Goal of the exercise: Copy out all of the material exactly as presented.

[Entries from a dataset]

■ ■ ■

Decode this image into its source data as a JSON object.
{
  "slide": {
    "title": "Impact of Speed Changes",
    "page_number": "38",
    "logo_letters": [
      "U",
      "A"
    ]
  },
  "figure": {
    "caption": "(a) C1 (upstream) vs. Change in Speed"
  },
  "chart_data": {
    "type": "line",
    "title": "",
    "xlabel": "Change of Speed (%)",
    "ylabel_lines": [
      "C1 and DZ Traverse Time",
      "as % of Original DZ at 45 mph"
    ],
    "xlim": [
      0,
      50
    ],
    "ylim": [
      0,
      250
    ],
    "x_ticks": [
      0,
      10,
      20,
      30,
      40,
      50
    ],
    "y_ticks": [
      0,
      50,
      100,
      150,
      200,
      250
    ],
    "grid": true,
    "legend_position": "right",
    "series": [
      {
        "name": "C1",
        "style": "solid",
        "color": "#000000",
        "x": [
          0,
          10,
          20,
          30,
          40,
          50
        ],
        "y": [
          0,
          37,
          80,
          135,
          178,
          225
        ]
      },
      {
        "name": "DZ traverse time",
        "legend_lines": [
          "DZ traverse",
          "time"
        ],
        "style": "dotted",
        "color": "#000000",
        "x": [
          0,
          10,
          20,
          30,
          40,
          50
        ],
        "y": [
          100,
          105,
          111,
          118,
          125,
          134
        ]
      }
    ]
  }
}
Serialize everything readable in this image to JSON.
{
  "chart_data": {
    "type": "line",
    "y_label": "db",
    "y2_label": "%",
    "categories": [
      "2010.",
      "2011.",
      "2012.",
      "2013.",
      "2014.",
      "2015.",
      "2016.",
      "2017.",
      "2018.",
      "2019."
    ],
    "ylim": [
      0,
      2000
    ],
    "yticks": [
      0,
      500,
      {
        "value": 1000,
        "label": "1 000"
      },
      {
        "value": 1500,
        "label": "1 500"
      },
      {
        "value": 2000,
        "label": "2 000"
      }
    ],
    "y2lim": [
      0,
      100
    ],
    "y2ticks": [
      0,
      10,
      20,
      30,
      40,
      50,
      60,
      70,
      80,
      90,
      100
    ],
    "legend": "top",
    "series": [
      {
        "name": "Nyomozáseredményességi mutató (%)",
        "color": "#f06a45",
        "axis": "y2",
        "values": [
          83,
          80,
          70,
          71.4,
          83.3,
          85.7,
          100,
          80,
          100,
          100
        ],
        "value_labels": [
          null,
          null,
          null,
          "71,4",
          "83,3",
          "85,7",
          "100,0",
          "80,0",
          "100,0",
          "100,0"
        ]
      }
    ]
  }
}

■ ■ ■

Exercise output:
Decode this image into its source data as a JSON object.
{
  "slide": {
    "title": "Impact of Speed Changes",
    "page_number": "38",
    "logo_letters": [
      "U",
      "A"
    ]
  },
  "figure": {
    "caption": "(a) C1 (upstream) vs. Change in Speed"
  },
  "chart_data": {
    "type": "line",
    "title": "",
    "xlabel": "Change of Speed (%)",
    "ylabel_lines": [
      "C1 and DZ Traverse Time",
      "as % of Original DZ at 45 mph"
    ],
    "xlim": [
      0,
      50
    ],
    "ylim": [
      0,
      250
    ],
    "x_ticks": [
      0,
      10,
      20,
      30,
      40,
      50
    ],
    "y_ticks": [
      0,
      50,
      100,
      150,
      200,
      250
    ],
    "grid": true,
    "legend_position": "right",
    "series": [
      {
        "name": "C1",
        "style": "solid",
        "color": "#000000",
        "x": [
          0,
          10,
          20,
          30,
          40,
          50
        ],
        "y": [
          0,
          37,
          80,
          135,
          178,
          225
        ]
      },
      {
        "name": "DZ traverse time",
        "legend_lines": [
          "DZ traverse",
          "time"
        ],
        "style": "dotted",
        "color": "#000000",
        "x": [
          0,
          10,
          20,
          30,
          40,
          50
        ],
        "y": [
          100,
          105,
          111,
          118,
          125,
          134
        ]
      }
    ]
  }
}
Serialize everything readable in this image to JSON.
{
  "chart_data": {
    "type": "line",
    "y_label": "db",
    "y2_label": "%",
    "categories": [
      "2010.",
      "2011.",
      "2012.",
      "2013.",
      "2014.",
      "2015.",
      "2016.",
      "2017.",
      "2018.",
      "2019."
    ],
    "ylim": [
      0,
      2000
    ],
    "yticks": [
      0,
      500,
      {
        "value": 1000,
        "label": "1 000"
      },
      {
        "value": 1500,
        "label": "1 500"
      },
      {
        "value": 2000,
        "label": "2 000"
      }
    ],
    "y2lim": [
      0,
      100
    ],
    "y2ticks": [
      0,
      10,
      20,
      30,
      40,
      50,
      60,
      70,
      80,
      90,
      100
    ],
    "legend": "top",
    "series": [
      {
        "name": "Nyomozáseredményességi mutató (%)",
        "color": "#f06a45",
        "axis": "y2",
        "values": [
          83,
          80,
          70,
          71.4,
          83.3,
          85.7,
          100,
          80,
          100,
          100
        ],
        "value_labels": [
          null,
          null,
          null,
          "71,4",
          "83,3",
          "85,7",
          "100,0",
          "80,0",
          "100,0",
          "100,0"
        ]
      }
    ]
  }
}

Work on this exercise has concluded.